■ Task requirements ■
Gather the lines that hold the string "this".

Stored items:

^^^^^^^^^^^^^^^^

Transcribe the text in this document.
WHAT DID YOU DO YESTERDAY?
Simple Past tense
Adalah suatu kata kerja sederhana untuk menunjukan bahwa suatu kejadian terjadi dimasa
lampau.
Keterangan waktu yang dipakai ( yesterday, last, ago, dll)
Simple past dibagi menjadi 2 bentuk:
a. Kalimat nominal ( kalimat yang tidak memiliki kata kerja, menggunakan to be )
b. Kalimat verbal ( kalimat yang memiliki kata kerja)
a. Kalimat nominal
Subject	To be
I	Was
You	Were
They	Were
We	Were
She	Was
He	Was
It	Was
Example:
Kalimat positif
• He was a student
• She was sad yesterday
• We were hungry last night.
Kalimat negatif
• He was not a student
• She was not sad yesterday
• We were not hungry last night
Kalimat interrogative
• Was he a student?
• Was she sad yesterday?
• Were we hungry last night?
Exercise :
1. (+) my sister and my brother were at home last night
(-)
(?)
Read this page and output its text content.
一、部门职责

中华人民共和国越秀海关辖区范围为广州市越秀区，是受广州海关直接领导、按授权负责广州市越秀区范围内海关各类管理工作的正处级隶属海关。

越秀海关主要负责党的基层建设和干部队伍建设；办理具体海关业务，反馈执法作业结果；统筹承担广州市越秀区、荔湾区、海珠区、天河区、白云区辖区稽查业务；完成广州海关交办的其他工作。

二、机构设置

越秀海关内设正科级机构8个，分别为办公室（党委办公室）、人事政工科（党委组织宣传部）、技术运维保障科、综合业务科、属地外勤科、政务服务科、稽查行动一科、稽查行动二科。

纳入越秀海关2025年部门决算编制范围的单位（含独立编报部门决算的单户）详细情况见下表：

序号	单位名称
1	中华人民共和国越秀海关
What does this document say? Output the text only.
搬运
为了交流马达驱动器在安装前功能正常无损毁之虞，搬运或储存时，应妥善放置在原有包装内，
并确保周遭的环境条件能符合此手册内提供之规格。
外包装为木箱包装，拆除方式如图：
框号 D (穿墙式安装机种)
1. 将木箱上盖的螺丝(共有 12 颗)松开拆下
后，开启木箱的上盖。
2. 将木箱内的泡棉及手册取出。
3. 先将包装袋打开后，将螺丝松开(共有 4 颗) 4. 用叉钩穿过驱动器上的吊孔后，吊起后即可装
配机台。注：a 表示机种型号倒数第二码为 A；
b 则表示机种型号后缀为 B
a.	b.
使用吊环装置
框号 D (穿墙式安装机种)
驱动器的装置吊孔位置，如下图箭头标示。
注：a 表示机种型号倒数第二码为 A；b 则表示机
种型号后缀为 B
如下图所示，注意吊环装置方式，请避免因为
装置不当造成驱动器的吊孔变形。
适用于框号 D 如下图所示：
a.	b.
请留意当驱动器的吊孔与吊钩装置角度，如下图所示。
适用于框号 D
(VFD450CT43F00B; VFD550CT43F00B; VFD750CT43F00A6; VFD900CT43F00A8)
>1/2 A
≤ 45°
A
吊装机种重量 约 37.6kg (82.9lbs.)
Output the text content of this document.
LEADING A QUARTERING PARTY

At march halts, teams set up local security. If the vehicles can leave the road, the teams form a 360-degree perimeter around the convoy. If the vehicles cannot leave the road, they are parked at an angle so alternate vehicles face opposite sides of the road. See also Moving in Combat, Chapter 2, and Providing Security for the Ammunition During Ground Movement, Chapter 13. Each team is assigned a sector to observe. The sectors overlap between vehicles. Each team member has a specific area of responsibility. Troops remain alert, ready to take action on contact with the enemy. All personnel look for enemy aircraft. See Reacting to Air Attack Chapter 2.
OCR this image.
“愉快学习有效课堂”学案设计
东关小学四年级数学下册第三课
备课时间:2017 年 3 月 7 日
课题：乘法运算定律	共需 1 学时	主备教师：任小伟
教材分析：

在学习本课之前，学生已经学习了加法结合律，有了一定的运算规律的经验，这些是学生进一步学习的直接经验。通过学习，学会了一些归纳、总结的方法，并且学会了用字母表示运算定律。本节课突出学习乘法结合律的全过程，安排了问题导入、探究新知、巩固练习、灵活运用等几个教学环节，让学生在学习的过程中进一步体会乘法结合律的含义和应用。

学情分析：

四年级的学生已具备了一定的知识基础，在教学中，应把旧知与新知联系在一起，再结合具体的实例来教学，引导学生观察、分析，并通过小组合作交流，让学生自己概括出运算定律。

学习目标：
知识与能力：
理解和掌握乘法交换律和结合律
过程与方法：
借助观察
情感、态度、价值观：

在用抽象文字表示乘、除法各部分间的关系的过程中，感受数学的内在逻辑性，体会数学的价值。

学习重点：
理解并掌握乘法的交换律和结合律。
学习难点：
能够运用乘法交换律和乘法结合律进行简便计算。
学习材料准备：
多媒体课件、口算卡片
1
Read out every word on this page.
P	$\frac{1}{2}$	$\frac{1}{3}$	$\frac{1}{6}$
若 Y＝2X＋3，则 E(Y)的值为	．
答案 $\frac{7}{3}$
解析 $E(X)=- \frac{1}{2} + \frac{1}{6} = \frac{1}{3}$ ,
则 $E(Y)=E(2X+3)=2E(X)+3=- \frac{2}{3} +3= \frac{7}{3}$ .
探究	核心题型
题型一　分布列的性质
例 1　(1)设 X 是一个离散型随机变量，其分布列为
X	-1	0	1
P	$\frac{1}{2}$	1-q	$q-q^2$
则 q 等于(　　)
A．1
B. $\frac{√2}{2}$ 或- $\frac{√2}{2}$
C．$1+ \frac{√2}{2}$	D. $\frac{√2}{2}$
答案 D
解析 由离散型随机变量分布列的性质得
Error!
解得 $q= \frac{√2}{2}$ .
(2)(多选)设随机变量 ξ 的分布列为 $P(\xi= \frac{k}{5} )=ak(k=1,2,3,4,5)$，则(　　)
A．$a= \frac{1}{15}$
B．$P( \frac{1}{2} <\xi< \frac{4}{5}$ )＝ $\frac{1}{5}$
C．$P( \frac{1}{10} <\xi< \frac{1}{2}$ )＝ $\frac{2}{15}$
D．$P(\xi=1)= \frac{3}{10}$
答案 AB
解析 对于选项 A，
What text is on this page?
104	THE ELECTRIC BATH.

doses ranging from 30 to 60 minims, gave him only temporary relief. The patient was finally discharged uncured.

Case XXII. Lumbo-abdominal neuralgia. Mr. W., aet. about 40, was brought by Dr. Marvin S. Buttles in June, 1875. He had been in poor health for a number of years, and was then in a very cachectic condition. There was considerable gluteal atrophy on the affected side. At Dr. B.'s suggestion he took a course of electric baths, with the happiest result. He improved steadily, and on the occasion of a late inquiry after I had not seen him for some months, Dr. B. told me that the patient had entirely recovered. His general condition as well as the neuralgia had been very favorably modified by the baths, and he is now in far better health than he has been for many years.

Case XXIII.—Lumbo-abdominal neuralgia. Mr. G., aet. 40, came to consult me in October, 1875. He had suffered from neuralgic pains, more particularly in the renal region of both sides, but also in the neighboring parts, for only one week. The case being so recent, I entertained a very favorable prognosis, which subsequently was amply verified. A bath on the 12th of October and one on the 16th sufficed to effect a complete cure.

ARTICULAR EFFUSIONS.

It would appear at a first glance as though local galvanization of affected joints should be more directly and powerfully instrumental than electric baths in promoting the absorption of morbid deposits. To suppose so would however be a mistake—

^^^^^^^^^^^^^^^^

■ Task result ■
Transcribe the text in this document.
Read this page and output its text content.
What does this document say? Output the text only.
Output the text content of this document.
OCR this image.
Read out every word on this page.
What text is on this page?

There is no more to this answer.